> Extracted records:
------
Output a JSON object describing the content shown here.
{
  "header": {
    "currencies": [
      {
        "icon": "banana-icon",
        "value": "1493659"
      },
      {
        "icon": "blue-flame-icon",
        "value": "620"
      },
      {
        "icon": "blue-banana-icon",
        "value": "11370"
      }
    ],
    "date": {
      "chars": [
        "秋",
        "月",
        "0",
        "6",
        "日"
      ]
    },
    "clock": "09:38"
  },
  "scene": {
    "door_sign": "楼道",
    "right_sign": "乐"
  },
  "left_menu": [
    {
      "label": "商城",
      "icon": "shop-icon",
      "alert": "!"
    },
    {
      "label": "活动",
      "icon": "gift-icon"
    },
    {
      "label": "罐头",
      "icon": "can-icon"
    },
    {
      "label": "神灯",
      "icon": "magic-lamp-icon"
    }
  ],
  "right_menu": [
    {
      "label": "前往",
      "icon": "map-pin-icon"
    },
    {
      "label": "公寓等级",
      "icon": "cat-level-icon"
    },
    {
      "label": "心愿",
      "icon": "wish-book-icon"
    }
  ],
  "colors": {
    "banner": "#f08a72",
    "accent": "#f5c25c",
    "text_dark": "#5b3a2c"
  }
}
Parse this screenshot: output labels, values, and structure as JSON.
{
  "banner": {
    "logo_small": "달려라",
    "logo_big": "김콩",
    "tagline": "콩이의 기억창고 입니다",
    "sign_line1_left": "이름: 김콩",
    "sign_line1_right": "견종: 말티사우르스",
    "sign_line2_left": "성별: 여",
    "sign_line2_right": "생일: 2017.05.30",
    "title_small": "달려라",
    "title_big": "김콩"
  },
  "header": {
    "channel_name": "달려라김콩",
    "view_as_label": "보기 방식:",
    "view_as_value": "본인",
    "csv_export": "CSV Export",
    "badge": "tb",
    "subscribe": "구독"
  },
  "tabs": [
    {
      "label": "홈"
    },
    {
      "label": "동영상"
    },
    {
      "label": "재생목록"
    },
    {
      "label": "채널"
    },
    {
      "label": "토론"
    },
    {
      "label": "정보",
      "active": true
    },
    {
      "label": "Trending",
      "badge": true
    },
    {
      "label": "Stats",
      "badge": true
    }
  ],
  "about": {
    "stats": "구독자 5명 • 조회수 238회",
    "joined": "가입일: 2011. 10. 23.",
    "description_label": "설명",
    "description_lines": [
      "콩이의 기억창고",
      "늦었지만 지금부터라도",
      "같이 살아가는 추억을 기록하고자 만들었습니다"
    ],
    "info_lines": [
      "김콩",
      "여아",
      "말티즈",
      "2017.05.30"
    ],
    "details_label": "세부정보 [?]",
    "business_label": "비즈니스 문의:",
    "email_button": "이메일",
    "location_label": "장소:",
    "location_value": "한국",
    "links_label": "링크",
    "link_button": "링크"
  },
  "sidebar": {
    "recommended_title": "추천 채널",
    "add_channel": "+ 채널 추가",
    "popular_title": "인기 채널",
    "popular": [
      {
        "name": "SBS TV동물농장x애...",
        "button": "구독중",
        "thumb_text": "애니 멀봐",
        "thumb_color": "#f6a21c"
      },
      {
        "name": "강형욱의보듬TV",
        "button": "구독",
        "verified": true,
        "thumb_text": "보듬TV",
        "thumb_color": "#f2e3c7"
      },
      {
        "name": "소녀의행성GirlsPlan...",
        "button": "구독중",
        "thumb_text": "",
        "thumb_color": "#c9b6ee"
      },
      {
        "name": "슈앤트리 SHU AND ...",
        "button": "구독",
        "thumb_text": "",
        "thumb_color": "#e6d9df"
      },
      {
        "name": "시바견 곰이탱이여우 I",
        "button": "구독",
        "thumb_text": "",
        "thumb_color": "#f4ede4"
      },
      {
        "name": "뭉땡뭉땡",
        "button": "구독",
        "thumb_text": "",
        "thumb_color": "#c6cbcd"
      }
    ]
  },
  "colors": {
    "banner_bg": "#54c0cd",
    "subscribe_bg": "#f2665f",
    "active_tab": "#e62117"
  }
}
------
Word for word, restate all of the data shown above.

Output a JSON object describing the content shown here.
{
  "header": {
    "currencies": [
      {
        "icon": "banana-icon",
        "value": "1493659"
      },
      {
        "icon": "blue-flame-icon",
        "value": "620"
      },
      {
        "icon": "blue-banana-icon",
        "value": "11370"
      }
    ],
    "date": {
      "chars": [
        "秋",
        "月",
        "0",
        "6",
        "日"
      ]
    },
    "clock": "09:38"
  },
  "scene": {
    "door_sign": "楼道",
    "right_sign": "乐"
  },
  "left_menu": [
    {
      "label": "商城",
      "icon": "shop-icon",
      "alert": "!"
    },
    {
      "label": "活动",
      "icon": "gift-icon"
    },
    {
      "label": "罐头",
      "icon": "can-icon"
    },
    {
      "label": "神灯",
      "icon": "magic-lamp-icon"
    }
  ],
  "right_menu": [
    {
      "label": "前往",
      "icon": "map-pin-icon"
    },
    {
      "label": "公寓等级",
      "icon": "cat-level-icon"
    },
    {
      "label": "心愿",
      "icon": "wish-book-icon"
    }
  ],
  "colors": {
    "banner": "#f08a72",
    "accent": "#f5c25c",
    "text_dark": "#5b3a2c"
  }
}
Parse this screenshot: output labels, values, and structure as JSON.
{
  "banner": {
    "logo_small": "달려라",
    "logo_big": "김콩",
    "tagline": "콩이의 기억창고 입니다",
    "sign_line1_left": "이름: 김콩",
    "sign_line1_right": "견종: 말티사우르스",
    "sign_line2_left": "성별: 여",
    "sign_line2_right": "생일: 2017.05.30",
    "title_small": "달려라",
    "title_big": "김콩"
  },
  "header": {
    "channel_name": "달려라김콩",
    "view_as_label": "보기 방식:",
    "view_as_value": "본인",
    "csv_export": "CSV Export",
    "badge": "tb",
    "subscribe": "구독"
  },
  "tabs": [
    {
      "label": "홈"
    },
    {
      "label": "동영상"
    },
    {
      "label": "재생목록"
    },
    {
      "label": "채널"
    },
    {
      "label": "토론"
    },
    {
      "label": "정보",
      "active": true
    },
    {
      "label": "Trending",
      "badge": true
    },
    {
      "label": "Stats",
      "badge": true
    }
  ],
  "about": {
    "stats": "구독자 5명 • 조회수 238회",
    "joined": "가입일: 2011. 10. 23.",
    "description_label": "설명",
    "description_lines": [
      "콩이의 기억창고",
      "늦었지만 지금부터라도",
      "같이 살아가는 추억을 기록하고자 만들었습니다"
    ],
    "info_lines": [
      "김콩",
      "여아",
      "말티즈",
      "2017.05.30"
    ],
    "details_label": "세부정보 [?]",
    "business_label": "비즈니스 문의:",
    "email_button": "이메일",
    "location_label": "장소:",
    "location_value": "한국",
    "links_label": "링크",
    "link_button": "링크"
  },
  "sidebar": {
    "recommended_title": "추천 채널",
    "add_channel": "+ 채널 추가",
    "popular_title": "인기 채널",
    "popular": [
      {
        "name": "SBS TV동물농장x애...",
        "button": "구독중",
        "thumb_text": "애니 멀봐",
        "thumb_color": "#f6a21c"
      },
      {
        "name": "강형욱의보듬TV",
        "button": "구독",
        "verified": true,
        "thumb_text": "보듬TV",
        "thumb_color": "#f2e3c7"
      },
      {
        "name": "소녀의행성GirlsPlan...",
        "button": "구독중",
        "thumb_text": "",
        "thumb_color": "#c9b6ee"
      },
      {
        "name": "슈앤트리 SHU AND ...",
        "button": "구독",
        "thumb_text": "",
        "thumb_color": "#e6d9df"
      },
      {
        "name": "시바견 곰이탱이여우 I",
        "button": "구독",
        "thumb_text": "",
        "thumb_color": "#f4ede4"
      },
      {
        "name": "뭉땡뭉땡",
        "button": "구독",
        "thumb_text": "",
        "thumb_color": "#c6cbcd"
      }
    ]
  },
  "colors": {
    "banner_bg": "#54c0cd",
    "subscribe_bg": "#f2665f",
    "active_tab": "#e62117"
  }
}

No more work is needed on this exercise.